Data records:

☆ ☆ ☆ ☆

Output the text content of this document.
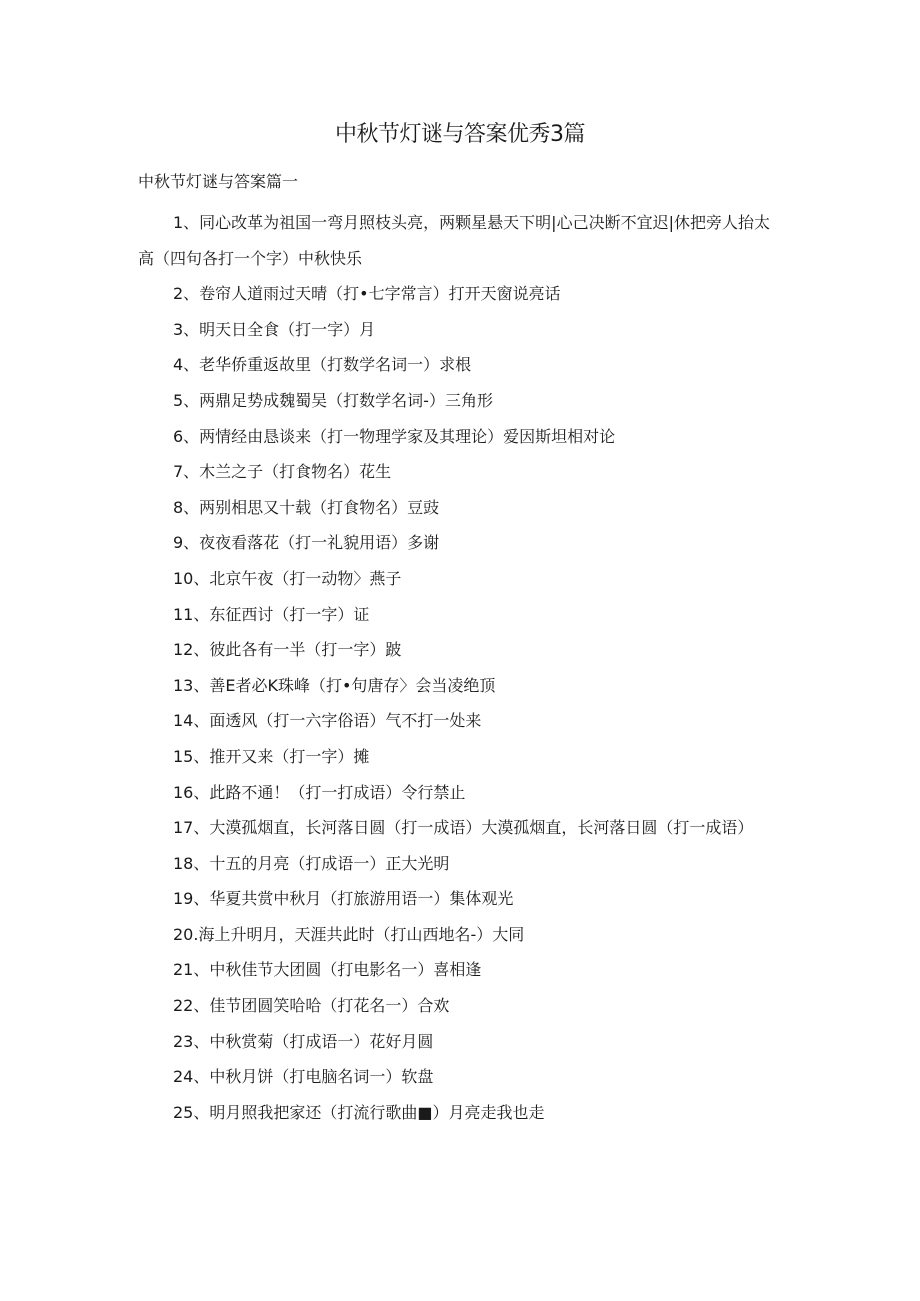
中秋节灯谜与答案优秀3篇
中秋节灯谜与答案篇一
1、同心改革为祖国一弯月照枝头亮，两颗星悬天下明|心己决断不宜迟|休把旁人抬太高（四句各打一个字）中秋快乐
2、卷帘人道雨过天晴（打•七字常言）打开天窗说亮话
3、明天日全食（打一字）月
4、老华侨重返故里（打数学名词一）求根
5、两鼎足势成魏蜀吴（打数学名词-）三角形
6、两情经由恳谈来（打一物理学家及其理论）爱因斯坦相对论
7、木兰之子（打食物名）花生
8、两别相思又十载（打食物名）豆豉
9、夜夜看落花（打一礼貌用语）多谢
10、北京午夜（打一动物〉燕子
11、东征西讨（打一字）证
12、彼此各有一半（打一字）跛
13、善E者必K珠峰（打•句唐存〉会当凌绝顶
14、面透风（打一六字俗语）气不打一处来
15、推开又来（打一字）摊
16、此路不通！（打一打成语）令行禁止
17、大漠孤烟直，长河落日圆（打一成语）大漠孤烟直，长河落日圆（打一成语）
18、十五的月亮（打成语一）正大光明
19、华夏共赏中秋月（打旅游用语一）集体观光
20.海上升明月，天涯共此时（打山西地名-）大同
21、中秋佳节大团圆（打电影名一）喜相逢
22、佳节团圆笑哈哈（打花名一）合欢
23、中秋赏菊（打成语一）花好月圆
24、中秋月饼（打电脑名词一）软盘
25、明月照我把家还（打流行歌曲■）月亮走我也走
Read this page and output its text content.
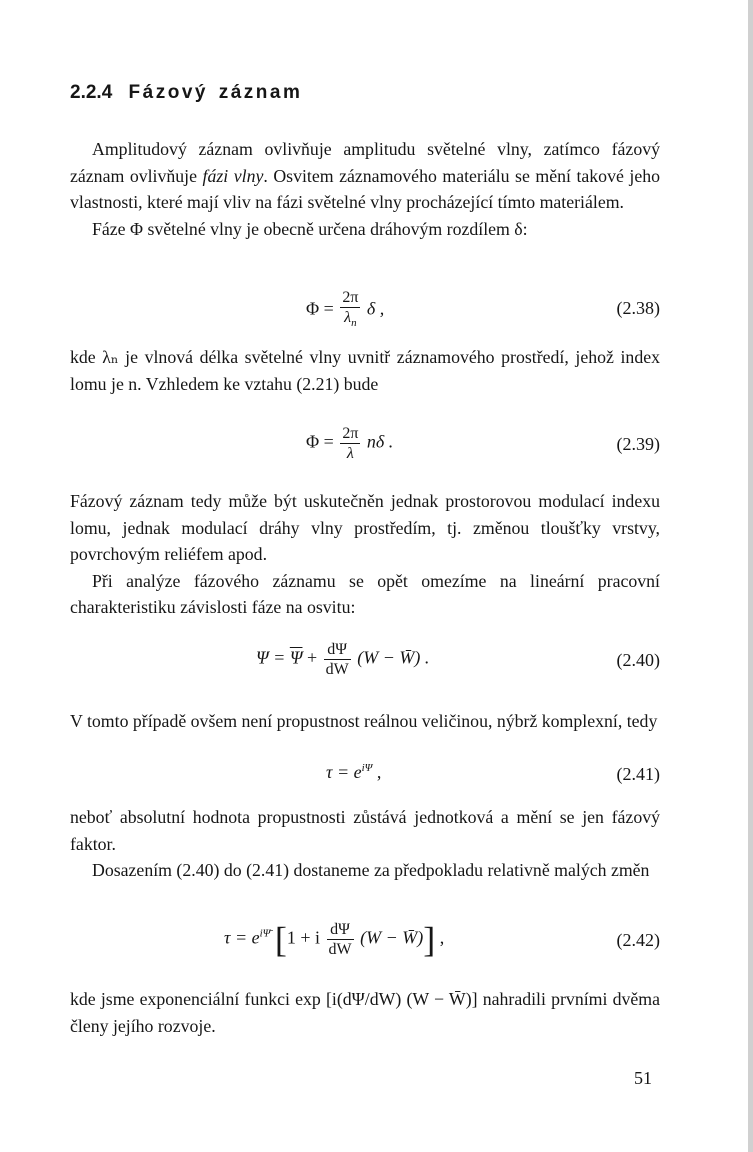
2.2.4 Fázový záznam

Amplitudový záznam ovlivňuje amplitudu světelné vlny, zatímco fázový záznam ovlivňuje fázi vlny. Osvitem záznamového materiálu se mění takové jeho vlastnosti, které mají vliv na fázi světelné vlny procházející tímto materiálem.

Fáze Φ světelné vlny je obecně určena dráhovým rozdílem δ:

$\Phi = \frac{2\pi}{\lambda_n}$ δ ,	(2.38)

kde λₙ je vlnová délka světelné vlny uvnitř záznamového prostředí, jehož index lomu je n. Vzhledem ke vztahu (2.21) bude

$\Phi = \frac{2\pi}{\lambda}$ nδ .	(2.39)

Fázový záznam tedy může být uskutečněn jednak prostorovou modulací indexu lomu, jednak modulací dráhy vlny prostředím, tj. změnou tloušťky vrstvy, povrchovým reliéfem apod.

Při analýze fázového záznamu se opět omezíme na lineární pracovní charakteristiku závislosti fáze na osvitu:

$\Psi = \overline{\Psi} + \frac{d\Psi}{dW} (W$ − W̄) .	(2.40)

V tomto případě ovšem není propustnost reálnou veličinou, nýbrž komplexní, tedy

$\tau = e^{i\Psi}$ ,	(2.41)

neboť absolutní hodnota propustnosti zůstává jednotková a mění se jen fázový faktor.

Dosazením (2.40) do (2.41) dostaneme za předpokladu relativně malých změn

$\tau = e^{i\Psī}$ [1 + i $\frac{d\Psi}{dW} (W$ − W̄)] ,	(2.42)

kde jsme exponenciální funkci exp [i(dΨ/dW) (W − W̄)] nahradili prvními dvěma členy jejího rozvoje.

51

☆ ☆ ☆ ☆

__Written instruction__: Without the pictures, write out every entry precisely as it appears.

__Task answer__:
Output the text content of this document.
中秋节灯谜与答案优秀3篇
中秋节灯谜与答案篇一
1、同心改革为祖国一弯月照枝头亮，两颗星悬天下明|心己决断不宜迟|休把旁人抬太高（四句各打一个字）中秋快乐
2、卷帘人道雨过天晴（打•七字常言）打开天窗说亮话
3、明天日全食（打一字）月
4、老华侨重返故里（打数学名词一）求根
5、两鼎足势成魏蜀吴（打数学名词-）三角形
6、两情经由恳谈来（打一物理学家及其理论）爱因斯坦相对论
7、木兰之子（打食物名）花生
8、两别相思又十载（打食物名）豆豉
9、夜夜看落花（打一礼貌用语）多谢
10、北京午夜（打一动物〉燕子
11、东征西讨（打一字）证
12、彼此各有一半（打一字）跛
13、善E者必K珠峰（打•句唐存〉会当凌绝顶
14、面透风（打一六字俗语）气不打一处来
15、推开又来（打一字）摊
16、此路不通！（打一打成语）令行禁止
17、大漠孤烟直，长河落日圆（打一成语）大漠孤烟直，长河落日圆（打一成语）
18、十五的月亮（打成语一）正大光明
19、华夏共赏中秋月（打旅游用语一）集体观光
20.海上升明月，天涯共此时（打山西地名-）大同
21、中秋佳节大团圆（打电影名一）喜相逢
22、佳节团圆笑哈哈（打花名一）合欢
23、中秋赏菊（打成语一）花好月圆
24、中秋月饼（打电脑名词一）软盘
25、明月照我把家还（打流行歌曲■）月亮走我也走
Read this page and output its text content.
2.2.4 Fázový záznam

Amplitudový záznam ovlivňuje amplitudu světelné vlny, zatímco fázový záznam ovlivňuje fázi vlny. Osvitem záznamového materiálu se mění takové jeho vlastnosti, které mají vliv na fázi světelné vlny procházející tímto materiálem.

Fáze Φ světelné vlny je obecně určena dráhovým rozdílem δ:

$\Phi = \frac{2\pi}{\lambda_n}$ δ ,	(2.38)

kde λₙ je vlnová délka světelné vlny uvnitř záznamového prostředí, jehož index lomu je n. Vzhledem ke vztahu (2.21) bude

$\Phi = \frac{2\pi}{\lambda}$ nδ .	(2.39)

Fázový záznam tedy může být uskutečněn jednak prostorovou modulací indexu lomu, jednak modulací dráhy vlny prostředím, tj. změnou tloušťky vrstvy, povrchovým reliéfem apod.

Při analýze fázového záznamu se opět omezíme na lineární pracovní charakteristiku závislosti fáze na osvitu:

$\Psi = \overline{\Psi} + \frac{d\Psi}{dW} (W$ − W̄) .	(2.40)

V tomto případě ovšem není propustnost reálnou veličinou, nýbrž komplexní, tedy

$\tau = e^{i\Psi}$ ,	(2.41)

neboť absolutní hodnota propustnosti zůstává jednotková a mění se jen fázový faktor.

Dosazením (2.40) do (2.41) dostaneme za předpokladu relativně malých změn

$\tau = e^{i\Psī}$ [1 + i $\frac{d\Psi}{dW} (W$ − W̄)] ,	(2.42)

kde jsme exponenciální funkci exp [i(dΨ/dW) (W − W̄)] nahradili prvními dvěma členy jejího rozvoje.

51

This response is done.